>> begin

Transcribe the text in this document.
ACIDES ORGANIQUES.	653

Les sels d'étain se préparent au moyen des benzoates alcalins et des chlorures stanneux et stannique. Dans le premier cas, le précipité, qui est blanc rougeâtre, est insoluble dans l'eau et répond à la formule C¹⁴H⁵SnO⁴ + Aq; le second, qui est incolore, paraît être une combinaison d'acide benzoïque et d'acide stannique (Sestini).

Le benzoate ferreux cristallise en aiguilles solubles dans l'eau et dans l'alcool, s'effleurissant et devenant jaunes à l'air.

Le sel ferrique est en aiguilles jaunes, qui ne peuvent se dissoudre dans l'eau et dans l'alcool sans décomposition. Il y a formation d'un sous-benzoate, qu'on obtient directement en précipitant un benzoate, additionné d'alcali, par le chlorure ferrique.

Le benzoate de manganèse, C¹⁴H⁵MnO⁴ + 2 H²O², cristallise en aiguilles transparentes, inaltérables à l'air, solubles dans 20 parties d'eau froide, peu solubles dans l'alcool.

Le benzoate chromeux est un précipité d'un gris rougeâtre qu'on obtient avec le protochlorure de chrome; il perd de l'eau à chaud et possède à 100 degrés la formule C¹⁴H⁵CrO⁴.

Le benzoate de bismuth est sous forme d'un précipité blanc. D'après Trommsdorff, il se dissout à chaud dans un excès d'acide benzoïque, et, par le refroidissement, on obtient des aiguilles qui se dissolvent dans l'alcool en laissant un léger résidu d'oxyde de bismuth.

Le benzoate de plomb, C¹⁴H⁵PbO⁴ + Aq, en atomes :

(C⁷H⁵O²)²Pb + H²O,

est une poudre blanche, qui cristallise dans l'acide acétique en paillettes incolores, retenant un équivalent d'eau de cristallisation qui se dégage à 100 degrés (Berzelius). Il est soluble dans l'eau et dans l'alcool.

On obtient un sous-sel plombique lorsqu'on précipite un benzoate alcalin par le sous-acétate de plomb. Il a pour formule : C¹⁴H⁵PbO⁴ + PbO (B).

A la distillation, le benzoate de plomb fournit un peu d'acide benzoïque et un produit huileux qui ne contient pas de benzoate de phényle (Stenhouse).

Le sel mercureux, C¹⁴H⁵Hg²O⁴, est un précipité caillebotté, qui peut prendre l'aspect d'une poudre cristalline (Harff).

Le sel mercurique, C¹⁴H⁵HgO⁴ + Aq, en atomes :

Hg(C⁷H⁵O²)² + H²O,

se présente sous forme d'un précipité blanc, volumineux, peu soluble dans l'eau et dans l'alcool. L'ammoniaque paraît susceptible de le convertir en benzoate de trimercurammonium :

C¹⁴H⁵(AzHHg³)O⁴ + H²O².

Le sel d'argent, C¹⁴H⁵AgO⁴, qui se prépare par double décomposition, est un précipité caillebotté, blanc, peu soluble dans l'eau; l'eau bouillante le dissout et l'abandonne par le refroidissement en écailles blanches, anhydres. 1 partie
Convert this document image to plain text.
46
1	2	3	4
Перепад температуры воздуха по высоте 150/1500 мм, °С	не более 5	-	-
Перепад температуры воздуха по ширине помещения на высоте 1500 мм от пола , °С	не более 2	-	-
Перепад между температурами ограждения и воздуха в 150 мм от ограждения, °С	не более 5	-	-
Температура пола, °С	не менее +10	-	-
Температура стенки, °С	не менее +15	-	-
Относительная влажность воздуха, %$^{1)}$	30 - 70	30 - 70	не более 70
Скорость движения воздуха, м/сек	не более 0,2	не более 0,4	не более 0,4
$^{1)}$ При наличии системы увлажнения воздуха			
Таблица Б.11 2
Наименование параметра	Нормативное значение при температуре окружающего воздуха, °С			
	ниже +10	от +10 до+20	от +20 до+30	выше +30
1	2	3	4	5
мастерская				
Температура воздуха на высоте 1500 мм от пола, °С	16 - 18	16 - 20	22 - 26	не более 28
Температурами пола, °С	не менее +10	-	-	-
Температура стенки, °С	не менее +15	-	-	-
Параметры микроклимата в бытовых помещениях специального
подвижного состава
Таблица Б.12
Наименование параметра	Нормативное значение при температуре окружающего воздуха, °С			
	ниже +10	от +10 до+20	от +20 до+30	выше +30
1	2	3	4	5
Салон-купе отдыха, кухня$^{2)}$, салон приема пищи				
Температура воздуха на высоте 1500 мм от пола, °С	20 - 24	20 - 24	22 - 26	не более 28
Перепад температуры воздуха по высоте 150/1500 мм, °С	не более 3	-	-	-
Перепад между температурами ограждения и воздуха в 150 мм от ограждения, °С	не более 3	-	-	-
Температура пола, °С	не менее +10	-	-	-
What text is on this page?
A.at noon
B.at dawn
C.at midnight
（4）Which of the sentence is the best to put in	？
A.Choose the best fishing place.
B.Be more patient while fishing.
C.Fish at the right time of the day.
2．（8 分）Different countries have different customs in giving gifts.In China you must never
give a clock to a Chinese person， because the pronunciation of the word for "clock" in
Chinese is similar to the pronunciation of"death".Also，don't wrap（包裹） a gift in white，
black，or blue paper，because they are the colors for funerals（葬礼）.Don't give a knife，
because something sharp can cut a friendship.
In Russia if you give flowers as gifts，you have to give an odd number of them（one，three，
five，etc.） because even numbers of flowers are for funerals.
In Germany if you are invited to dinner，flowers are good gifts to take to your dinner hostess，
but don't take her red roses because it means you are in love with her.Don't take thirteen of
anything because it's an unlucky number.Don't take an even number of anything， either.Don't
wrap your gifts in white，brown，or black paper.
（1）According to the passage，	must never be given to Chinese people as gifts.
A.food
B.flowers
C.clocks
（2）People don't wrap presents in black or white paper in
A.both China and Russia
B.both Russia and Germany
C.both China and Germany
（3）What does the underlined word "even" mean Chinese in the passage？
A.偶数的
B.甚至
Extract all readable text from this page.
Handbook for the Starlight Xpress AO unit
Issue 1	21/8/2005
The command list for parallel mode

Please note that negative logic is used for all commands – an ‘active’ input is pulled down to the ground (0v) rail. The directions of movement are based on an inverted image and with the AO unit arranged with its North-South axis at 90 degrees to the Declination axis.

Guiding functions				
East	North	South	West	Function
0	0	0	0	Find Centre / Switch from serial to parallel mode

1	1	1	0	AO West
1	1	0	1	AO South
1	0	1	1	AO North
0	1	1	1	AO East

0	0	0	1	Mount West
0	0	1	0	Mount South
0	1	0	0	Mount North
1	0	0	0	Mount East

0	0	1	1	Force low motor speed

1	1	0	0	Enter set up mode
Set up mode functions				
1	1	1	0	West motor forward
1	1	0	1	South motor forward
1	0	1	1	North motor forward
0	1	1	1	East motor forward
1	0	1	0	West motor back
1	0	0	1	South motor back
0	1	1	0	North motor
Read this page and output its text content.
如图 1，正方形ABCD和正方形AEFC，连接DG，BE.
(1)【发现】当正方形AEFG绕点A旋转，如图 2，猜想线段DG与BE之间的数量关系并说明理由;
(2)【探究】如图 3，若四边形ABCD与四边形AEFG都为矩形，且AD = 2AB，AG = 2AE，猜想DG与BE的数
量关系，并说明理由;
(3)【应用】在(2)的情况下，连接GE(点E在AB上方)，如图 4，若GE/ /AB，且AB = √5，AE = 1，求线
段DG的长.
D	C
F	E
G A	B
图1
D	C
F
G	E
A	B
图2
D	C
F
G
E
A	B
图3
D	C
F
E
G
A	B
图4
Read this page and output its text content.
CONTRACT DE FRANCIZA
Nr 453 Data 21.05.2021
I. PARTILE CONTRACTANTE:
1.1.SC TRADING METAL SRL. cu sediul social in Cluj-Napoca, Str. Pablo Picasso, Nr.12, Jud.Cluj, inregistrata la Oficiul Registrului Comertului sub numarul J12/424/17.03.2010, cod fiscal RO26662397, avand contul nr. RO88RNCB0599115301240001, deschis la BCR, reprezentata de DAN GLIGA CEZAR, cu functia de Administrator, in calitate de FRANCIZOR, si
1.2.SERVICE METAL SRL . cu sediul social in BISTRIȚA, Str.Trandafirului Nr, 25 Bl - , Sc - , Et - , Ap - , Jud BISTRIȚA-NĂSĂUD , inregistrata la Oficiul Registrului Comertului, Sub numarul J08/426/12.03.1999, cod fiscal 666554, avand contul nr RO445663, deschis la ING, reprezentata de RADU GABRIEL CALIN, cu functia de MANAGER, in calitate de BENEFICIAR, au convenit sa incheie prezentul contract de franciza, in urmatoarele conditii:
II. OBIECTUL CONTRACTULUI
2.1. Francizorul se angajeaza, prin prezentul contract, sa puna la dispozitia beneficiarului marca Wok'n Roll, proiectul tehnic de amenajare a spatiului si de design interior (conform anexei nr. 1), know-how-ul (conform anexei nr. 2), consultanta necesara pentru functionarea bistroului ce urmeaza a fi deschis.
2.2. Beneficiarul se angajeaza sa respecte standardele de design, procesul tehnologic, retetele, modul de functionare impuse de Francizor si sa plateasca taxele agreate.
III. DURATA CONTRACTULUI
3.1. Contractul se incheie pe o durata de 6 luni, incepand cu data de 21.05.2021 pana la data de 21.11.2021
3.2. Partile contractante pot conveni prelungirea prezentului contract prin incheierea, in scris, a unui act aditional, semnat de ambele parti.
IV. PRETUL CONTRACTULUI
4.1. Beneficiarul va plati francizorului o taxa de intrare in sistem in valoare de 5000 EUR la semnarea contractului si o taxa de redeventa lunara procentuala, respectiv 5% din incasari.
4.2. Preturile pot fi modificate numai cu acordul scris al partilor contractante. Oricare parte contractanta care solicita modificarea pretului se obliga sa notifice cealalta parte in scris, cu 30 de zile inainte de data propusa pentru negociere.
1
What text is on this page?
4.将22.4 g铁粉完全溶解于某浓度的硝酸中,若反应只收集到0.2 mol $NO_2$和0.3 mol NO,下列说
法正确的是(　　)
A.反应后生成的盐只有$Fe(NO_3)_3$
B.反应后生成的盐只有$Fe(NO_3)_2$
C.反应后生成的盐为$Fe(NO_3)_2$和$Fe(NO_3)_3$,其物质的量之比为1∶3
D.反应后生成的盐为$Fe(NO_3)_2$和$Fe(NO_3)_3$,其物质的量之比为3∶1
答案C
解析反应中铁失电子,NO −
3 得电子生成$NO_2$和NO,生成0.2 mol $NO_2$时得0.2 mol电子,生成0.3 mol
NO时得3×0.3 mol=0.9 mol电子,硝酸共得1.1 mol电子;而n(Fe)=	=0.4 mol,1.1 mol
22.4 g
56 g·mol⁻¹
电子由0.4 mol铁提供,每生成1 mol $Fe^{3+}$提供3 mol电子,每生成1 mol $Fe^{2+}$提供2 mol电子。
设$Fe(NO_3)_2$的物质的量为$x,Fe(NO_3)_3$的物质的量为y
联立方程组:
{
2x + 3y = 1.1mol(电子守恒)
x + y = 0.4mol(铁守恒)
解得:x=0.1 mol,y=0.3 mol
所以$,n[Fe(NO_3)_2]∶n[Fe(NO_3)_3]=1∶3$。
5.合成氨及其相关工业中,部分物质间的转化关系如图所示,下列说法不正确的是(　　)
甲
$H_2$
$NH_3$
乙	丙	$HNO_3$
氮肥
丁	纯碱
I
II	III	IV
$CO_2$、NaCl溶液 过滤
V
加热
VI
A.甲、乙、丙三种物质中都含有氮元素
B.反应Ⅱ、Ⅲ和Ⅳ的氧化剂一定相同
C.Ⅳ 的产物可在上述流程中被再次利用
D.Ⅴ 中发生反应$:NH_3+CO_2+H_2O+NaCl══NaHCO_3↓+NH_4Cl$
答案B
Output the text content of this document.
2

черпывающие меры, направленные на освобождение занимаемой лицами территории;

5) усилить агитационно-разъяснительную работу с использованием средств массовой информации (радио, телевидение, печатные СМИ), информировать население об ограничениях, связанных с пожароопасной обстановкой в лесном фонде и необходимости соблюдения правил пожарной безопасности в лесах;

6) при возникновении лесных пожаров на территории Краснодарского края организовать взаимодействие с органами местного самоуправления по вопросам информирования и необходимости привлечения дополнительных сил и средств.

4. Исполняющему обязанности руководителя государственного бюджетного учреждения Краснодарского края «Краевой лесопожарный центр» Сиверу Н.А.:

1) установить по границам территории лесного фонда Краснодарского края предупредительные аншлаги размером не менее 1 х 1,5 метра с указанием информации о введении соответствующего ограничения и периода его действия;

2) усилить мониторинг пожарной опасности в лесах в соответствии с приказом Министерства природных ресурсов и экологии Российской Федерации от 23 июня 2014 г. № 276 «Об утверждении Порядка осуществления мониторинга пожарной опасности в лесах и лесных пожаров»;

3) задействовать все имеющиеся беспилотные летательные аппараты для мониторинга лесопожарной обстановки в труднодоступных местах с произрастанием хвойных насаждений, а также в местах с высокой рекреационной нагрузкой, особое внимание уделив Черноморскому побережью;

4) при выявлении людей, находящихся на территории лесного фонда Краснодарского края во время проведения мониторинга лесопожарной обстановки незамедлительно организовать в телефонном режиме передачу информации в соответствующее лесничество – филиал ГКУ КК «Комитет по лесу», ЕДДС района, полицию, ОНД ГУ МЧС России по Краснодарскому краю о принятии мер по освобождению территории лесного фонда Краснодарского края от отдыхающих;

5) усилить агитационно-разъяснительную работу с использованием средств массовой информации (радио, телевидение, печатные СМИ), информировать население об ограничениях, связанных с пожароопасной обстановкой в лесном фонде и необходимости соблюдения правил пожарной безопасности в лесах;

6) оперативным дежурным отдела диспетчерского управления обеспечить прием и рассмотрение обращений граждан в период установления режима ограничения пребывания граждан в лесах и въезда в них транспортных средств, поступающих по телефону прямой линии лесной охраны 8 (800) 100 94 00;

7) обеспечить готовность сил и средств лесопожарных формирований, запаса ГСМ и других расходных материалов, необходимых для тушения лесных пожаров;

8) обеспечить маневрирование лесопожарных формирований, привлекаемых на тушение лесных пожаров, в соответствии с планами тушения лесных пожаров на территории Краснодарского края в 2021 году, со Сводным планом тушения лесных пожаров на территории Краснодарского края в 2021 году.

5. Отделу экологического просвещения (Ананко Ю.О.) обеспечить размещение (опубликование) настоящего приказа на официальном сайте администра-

>> end

Copy every line of the data that holds the string "cristallise".

▶ [WRITTEN RESPONSE]
Le benzoate ferreux cristallise en aiguilles solubles dans l'eau et dans l'alcool, s'effleurissant et devenant jaunes à l'air.
Le benzoate de manganèse, C¹⁴H⁵MnO⁴ + 2 H²O², cristallise en aiguilles transparentes, inaltérables à l'air, solubles dans 20 parties d'eau froide, peu solubles dans l'alcool.
est une poudre blanche, qui cristallise dans l'acide acétique en paillettes incolores, retenant un équivalent d'eau de cristallisation qui se dégage à 100 degrés (Berzelius). Il est soluble dans l'eau et dans l'alcool.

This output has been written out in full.